Task instructions | Without the images, write out all of the following entries exactly.

Source records |
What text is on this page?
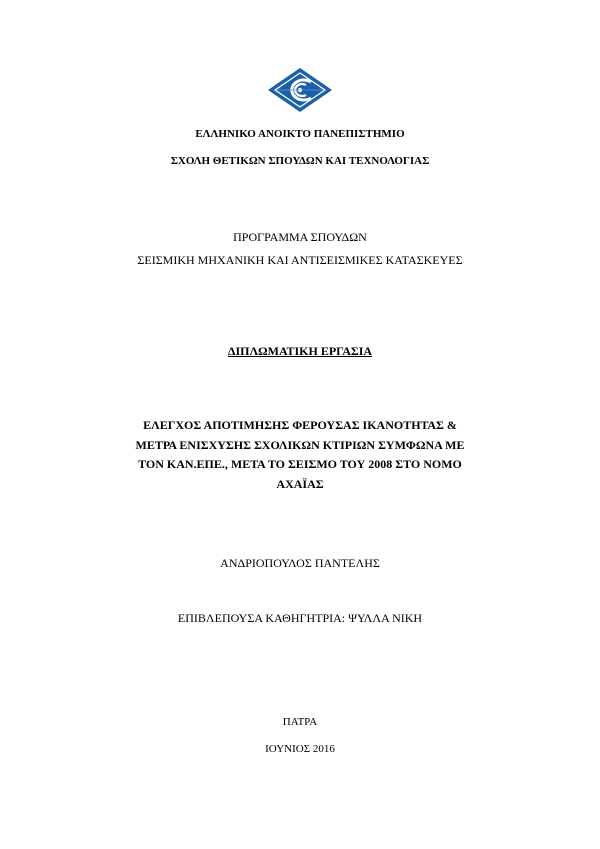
ΕΛΛΗΝΙΚΟ ΑΝΟΙΚΤΟ ΠΑΝΕΠΙΣΤΗΜΙΟ
ΣΧΟΛΗ ΘΕΤΙΚΩΝ ΣΠΟΥΔΩΝ ΚΑΙ ΤΕΧΝΟΛΟΓΙΑΣ
ΠΡΟΓΡΑΜΜΑ ΣΠΟΥΔΩΝ
ΣΕΙΣΜΙΚΗ ΜΗΧΑΝΙΚΗ ΚΑΙ ΑΝΤΙΣΕΙΣΜΙΚΕΣ ΚΑΤΑΣΚΕΥΕΣ
ΔΙΠΛΩΜΑΤΙΚΗ ΕΡΓΑΣΙΑ
ΕΛΕΓΧΟΣ ΑΠΟΤΙΜΗΣΗΣ ΦΕΡΟΥΣΑΣ ΙΚΑΝΟΤΗΤΑΣ &
ΜΕΤΡΑ ΕΝΙΣΧΥΣΗΣ ΣΧΟΛΙΚΩΝ ΚΤΙΡΙΩΝ ΣΥΜΦΩΝΑ ΜΕ
ΤΟΝ ΚΑΝ.ΕΠΕ., ΜΕΤΑ ΤΟ ΣΕΙΣΜΟ ΤΟΥ 2008 ΣΤΟ ΝΟΜΟ
ΑΧΑΪΑΣ
ΑΝΔΡΙΟΠΟΥΛΟΣ ΠΑΝΤΕΛΗΣ
ΕΠΙΒΛΕΠΟΥΣΑ ΚΑΘΗΓΗΤΡΙΑ: ΨΥΛΛΑ ΝΙΚΗ
ΠΑΤΡΑ
ΙΟΥΝΙΟΣ 2016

Task result |
What text is on this page?
ΕΛΛΗΝΙΚΟ ΑΝΟΙΚΤΟ ΠΑΝΕΠΙΣΤΗΜΙΟ
ΣΧΟΛΗ ΘΕΤΙΚΩΝ ΣΠΟΥΔΩΝ ΚΑΙ ΤΕΧΝΟΛΟΓΙΑΣ
ΠΡΟΓΡΑΜΜΑ ΣΠΟΥΔΩΝ
ΣΕΙΣΜΙΚΗ ΜΗΧΑΝΙΚΗ ΚΑΙ ΑΝΤΙΣΕΙΣΜΙΚΕΣ ΚΑΤΑΣΚΕΥΕΣ
ΔΙΠΛΩΜΑΤΙΚΗ ΕΡΓΑΣΙΑ
ΕΛΕΓΧΟΣ ΑΠΟΤΙΜΗΣΗΣ ΦΕΡΟΥΣΑΣ ΙΚΑΝΟΤΗΤΑΣ &
ΜΕΤΡΑ ΕΝΙΣΧΥΣΗΣ ΣΧΟΛΙΚΩΝ ΚΤΙΡΙΩΝ ΣΥΜΦΩΝΑ ΜΕ
ΤΟΝ ΚΑΝ.ΕΠΕ., ΜΕΤΑ ΤΟ ΣΕΙΣΜΟ ΤΟΥ 2008 ΣΤΟ ΝΟΜΟ
ΑΧΑΪΑΣ
ΑΝΔΡΙΟΠΟΥΛΟΣ ΠΑΝΤΕΛΗΣ
ΕΠΙΒΛΕΠΟΥΣΑ ΚΑΘΗΓΗΤΡΙΑ: ΨΥΛΛΑ ΝΙΚΗ
ΠΑΤΡΑ
ΙΟΥΝΙΟΣ 2016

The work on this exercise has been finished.